>> Start Input rows

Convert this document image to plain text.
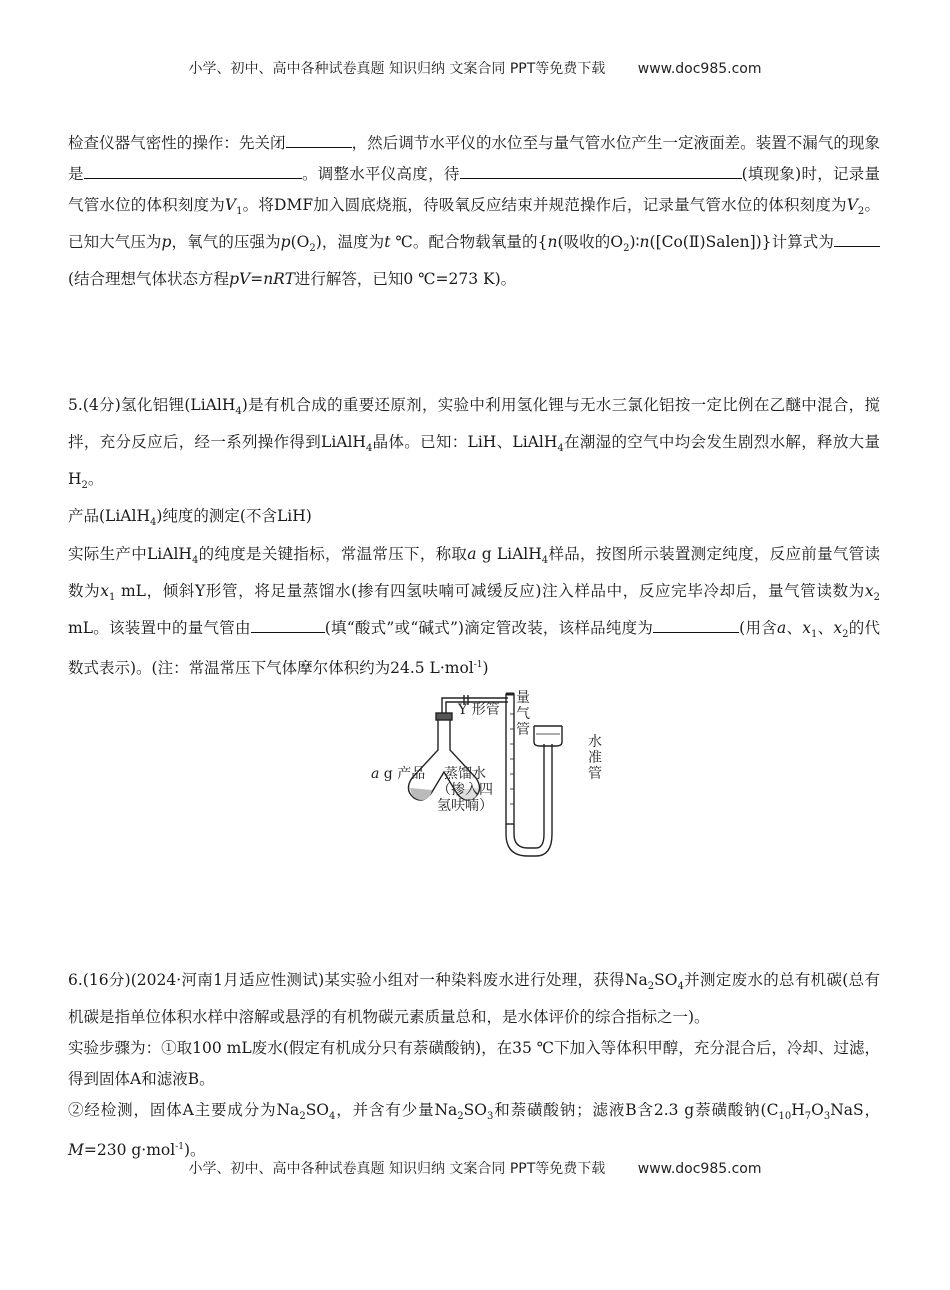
小学、初中、高中各种试卷真题 知识归纳 文案合同 PPT等免费下载 www.doc985.com

检查仪器气密性的操作：先关闭	，然后调节水平仪的水位至与量气管水位产生一定液面差。装置不漏气的现象是	。调整水平仪高度，待	(填现象)时，记录量气管水位的体积刻度为$V_1$。将DMF加入圆底烧瓶，待吸氧反应结束并规范操作后，记录量气管水位的体积刻度为$V_2$。已知大气压为p，氧气的压强为$p(O_2)$，温度为t ℃。配合物载氧量的{n(吸收的$O_2)∶n([Co(Ⅱ)Salen])$}计算式为(结合理想气体状态方程pV=nRT进行解答，已知0 ℃=273 K)。

5.(4分)氢化铝锂(LiAlH$_4$)是有机合成的重要还原剂，实验中利用氢化锂与无水三氯化铝按一定比例在乙醚中混合，搅拌，充分反应后，经一系列操作得到LiAlH$_4$晶体。已知：LiH、LiAlH$_4$在潮湿的空气中均会发生剧烈水解，释放大量$H_2$。

产品(LiAlH$_4$)纯度的测定(不含LiH)

实际生产中LiAlH$_4$的纯度是关键指标，常温常压下，称取a g LiAlH$_4$样品，按图所示装置测定纯度，反应前量气管读数为$x_1$ mL，倾斜Y形管，将足量蒸馏水(掺有四氢呋喃可减缓反应)注入样品中，反应完毕冷却后，量气管读数为$x_2$ mL。该装置中的量气管由	(填“酸式”或“碱式”)滴定管改装，该样品纯度为	(用含a、$x_1$、$x_2$的代数式表示)。(注：常温常压下气体摩尔体积约为24.5 L·mol$^{-1}$)

Y 形管
量气管
水准管
a g 产品	蒸馏水
（掺入四
氢呋喃）

6.(16分)(2024·河南1月适应性测试)某实验小组对一种染料废水进行处理，获得$Na_2SO_4$并测定废水的总有机碳(总有机碳是指单位体积水样中溶解或悬浮的有机物碳元素质量总和，是水体评价的综合指标之一)。

实验步骤为：①取100 mL废水(假定有机成分只有萘磺酸钠)，在35 ℃下加入等体积甲醇，充分混合后，冷却、过滤，得到固体A和滤液B。

②经检测，固体A主要成分为$Na_2SO_4$，并含有少量$Na_2SO_3$和萘磺酸钠；滤液B含2.3 g萘磺酸钠($C_{10}H_7O_3NaS$，M=230 g·mol$^{-1}$)。

小学、初中、高中各种试卷真题 知识归纳 文案合同 PPT等免费下载 www.doc985.com
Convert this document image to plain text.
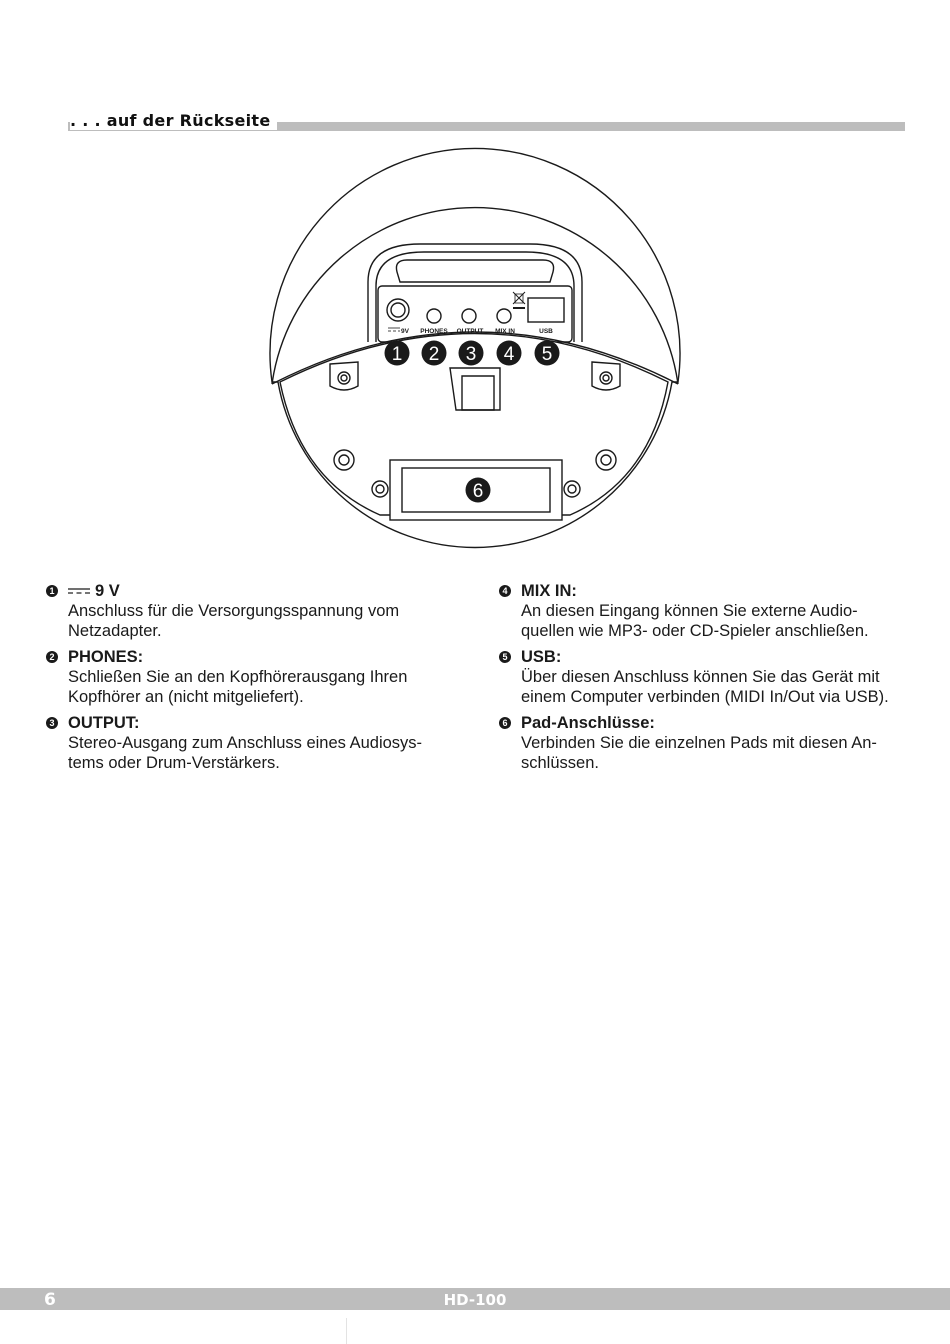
. . . auf der Rückseite
9V PHONES OUTPUT MIX IN	USB
1 2 3 4 5
6
1 9 V
Anschluss für die Versorgungsspannung vom Netzadapter.
2 PHONES:
Schließen Sie an den Kopfhörerausgang Ihren Kopfhörer an (nicht mitgeliefert).
3 OUTPUT:
Stereo-Ausgang zum Anschluss eines Audiosys-tems oder Drum-Verstärkers.
4 MIX IN:
An diesen Eingang können Sie externe Audio-quellen wie MP3- oder CD-Spieler anschließen.
5 USB:
Über diesen Anschluss können Sie das Gerät mit einem Computer verbinden (MIDI In/Out via USB).
6 Pad-Anschlüsse:
Verbinden Sie die einzelnen Pads mit diesen An-schlüssen.
6	HD-100
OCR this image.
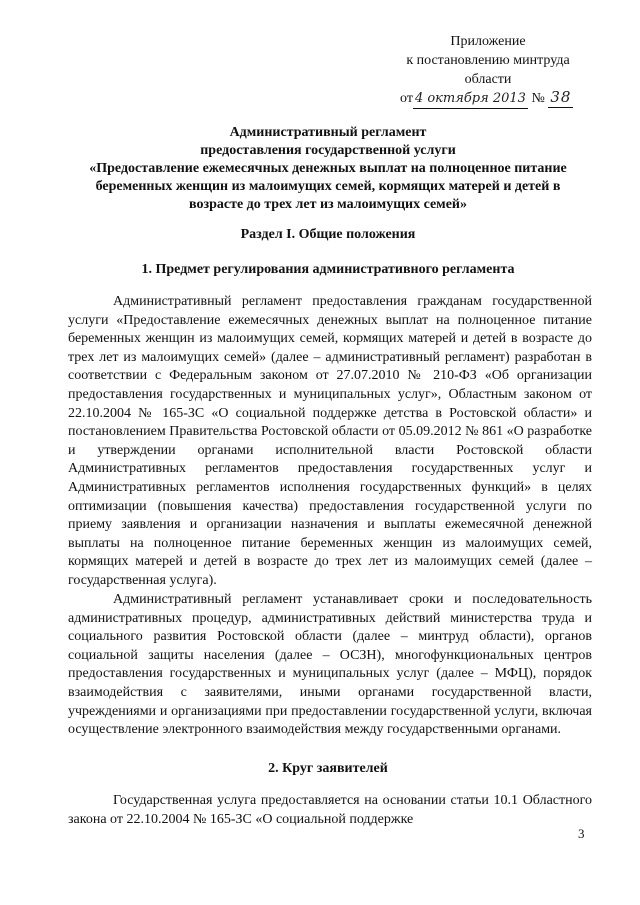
Приложение
к постановлению минтруда
области
от 4 октября 2013 № 38
Административный регламент
предоставления государственной услуги
«Предоставление ежемесячных денежных выплат на полноценное питание
беременных женщин из малоимущих семей, кормящих матерей и детей в
возрасте до трех лет из малоимущих семей»
Раздел I. Общие положения
1. Предмет регулирования административного регламента
Административный регламент предоставления гражданам государственной услуги «Предоставление ежемесячных денежных выплат на полноценное питание беременных женщин из малоимущих семей, кормящих матерей и детей в возрасте до трех лет из малоимущих семей» (далее – административный регламент) разработан в соответствии с Федеральным законом от 27.07.2010 № 210-ФЗ «Об организации предоставления государственных и муниципальных услуг», Областным законом от 22.10.2004 № 165-ЗС «О социальной поддержке детства в Ростовской области» и постановлением Правительства Ростовской области от 05.09.2012 № 861 «О разработке и утверждении органами исполнительной власти Ростовской области Административных регламентов предоставления государственных услуг и Административных регламентов исполнения государственных функций» в целях оптимизации (повышения качества) предоставления государственной услуги по приему заявления и организации назначения и выплаты ежемесячной денежной выплаты на полноценное питание беременных женщин из малоимущих семей, кормящих матерей и детей в возрасте до трех лет из малоимущих семей (далее – государственная услуга).
Административный регламент устанавливает сроки и последовательность административных процедур, административных действий министерства труда и социального развития Ростовской области (далее – минтруд области), органов социальной защиты населения (далее – ОСЗН), многофункциональных центров предоставления государственных и муниципальных услуг (далее – МФЦ), порядок взаимодействия с заявителями, иными органами государственной власти, учреждениями и организациями при предоставлении государственной услуги, включая осуществление электронного взаимодействия между государственными органами.
2. Круг заявителей
Государственная услуга предоставляется на основании статьи 10.1 Областного закона от 22.10.2004 № 165-ЗС «О социальной поддержке
3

>> End Input rows

The task: Print every entry exactly as written, without the pictures.

The answer:
Convert this document image to plain text.
小学、初中、高中各种试卷真题 知识归纳 文案合同 PPT等免费下载 www.doc985.com

检查仪器气密性的操作：先关闭	，然后调节水平仪的水位至与量气管水位产生一定液面差。装置不漏气的现象是	。调整水平仪高度，待	(填现象)时，记录量气管水位的体积刻度为$V_1$。将DMF加入圆底烧瓶，待吸氧反应结束并规范操作后，记录量气管水位的体积刻度为$V_2$。已知大气压为p，氧气的压强为$p(O_2)$，温度为t ℃。配合物载氧量的{n(吸收的$O_2)∶n([Co(Ⅱ)Salen])$}计算式为(结合理想气体状态方程pV=nRT进行解答，已知0 ℃=273 K)。

5.(4分)氢化铝锂(LiAlH$_4$)是有机合成的重要还原剂，实验中利用氢化锂与无水三氯化铝按一定比例在乙醚中混合，搅拌，充分反应后，经一系列操作得到LiAlH$_4$晶体。已知：LiH、LiAlH$_4$在潮湿的空气中均会发生剧烈水解，释放大量$H_2$。

产品(LiAlH$_4$)纯度的测定(不含LiH)

实际生产中LiAlH$_4$的纯度是关键指标，常温常压下，称取a g LiAlH$_4$样品，按图所示装置测定纯度，反应前量气管读数为$x_1$ mL，倾斜Y形管，将足量蒸馏水(掺有四氢呋喃可减缓反应)注入样品中，反应完毕冷却后，量气管读数为$x_2$ mL。该装置中的量气管由	(填“酸式”或“碱式”)滴定管改装，该样品纯度为	(用含a、$x_1$、$x_2$的代数式表示)。(注：常温常压下气体摩尔体积约为24.5 L·mol$^{-1}$)

Y 形管
量气管
水准管
a g 产品	蒸馏水
（掺入四
氢呋喃）

6.(16分)(2024·河南1月适应性测试)某实验小组对一种染料废水进行处理，获得$Na_2SO_4$并测定废水的总有机碳(总有机碳是指单位体积水样中溶解或悬浮的有机物碳元素质量总和，是水体评价的综合指标之一)。

实验步骤为：①取100 mL废水(假定有机成分只有萘磺酸钠)，在35 ℃下加入等体积甲醇，充分混合后，冷却、过滤，得到固体A和滤液B。

②经检测，固体A主要成分为$Na_2SO_4$，并含有少量$Na_2SO_3$和萘磺酸钠；滤液B含2.3 g萘磺酸钠($C_{10}H_7O_3NaS$，M=230 g·mol$^{-1}$)。

小学、初中、高中各种试卷真题 知识归纳 文案合同 PPT等免费下载 www.doc985.com
Convert this document image to plain text.
. . . auf der Rückseite
9V PHONES OUTPUT MIX IN	USB
1 2 3 4 5
6
1 9 V
Anschluss für die Versorgungsspannung vom Netzadapter.
2 PHONES:
Schließen Sie an den Kopfhörerausgang Ihren Kopfhörer an (nicht mitgeliefert).
3 OUTPUT:
Stereo-Ausgang zum Anschluss eines Audiosys-tems oder Drum-Verstärkers.
4 MIX IN:
An diesen Eingang können Sie externe Audio-quellen wie MP3- oder CD-Spieler anschließen.
5 USB:
Über diesen Anschluss können Sie das Gerät mit einem Computer verbinden (MIDI In/Out via USB).
6 Pad-Anschlüsse:
Verbinden Sie die einzelnen Pads mit diesen An-schlüssen.
6	HD-100
OCR this image.
Приложение
к постановлению минтруда
области
от 4 октября 2013 № 38
Административный регламент
предоставления государственной услуги
«Предоставление ежемесячных денежных выплат на полноценное питание
беременных женщин из малоимущих семей, кормящих матерей и детей в
возрасте до трех лет из малоимущих семей»
Раздел I. Общие положения
1. Предмет регулирования административного регламента
Административный регламент предоставления гражданам государственной услуги «Предоставление ежемесячных денежных выплат на полноценное питание беременных женщин из малоимущих семей, кормящих матерей и детей в возрасте до трех лет из малоимущих семей» (далее – административный регламент) разработан в соответствии с Федеральным законом от 27.07.2010 № 210-ФЗ «Об организации предоставления государственных и муниципальных услуг», Областным законом от 22.10.2004 № 165-ЗС «О социальной поддержке детства в Ростовской области» и постановлением Правительства Ростовской области от 05.09.2012 № 861 «О разработке и утверждении органами исполнительной власти Ростовской области Административных регламентов предоставления государственных услуг и Административных регламентов исполнения государственных функций» в целях оптимизации (повышения качества) предоставления государственной услуги по приему заявления и организации назначения и выплаты ежемесячной денежной выплаты на полноценное питание беременных женщин из малоимущих семей, кормящих матерей и детей в возрасте до трех лет из малоимущих семей (далее – государственная услуга).
Административный регламент устанавливает сроки и последовательность административных процедур, административных действий министерства труда и социального развития Ростовской области (далее – минтруд области), органов социальной защиты населения (далее – ОСЗН), многофункциональных центров предоставления государственных и муниципальных услуг (далее – МФЦ), порядок взаимодействия с заявителями, иными органами государственной власти, учреждениями и организациями при предоставлении государственной услуги, включая осуществление электронного взаимодействия между государственными органами.
2. Круг заявителей
Государственная услуга предоставляется на основании статьи 10.1 Областного закона от 22.10.2004 № 165-ЗС «О социальной поддержке
3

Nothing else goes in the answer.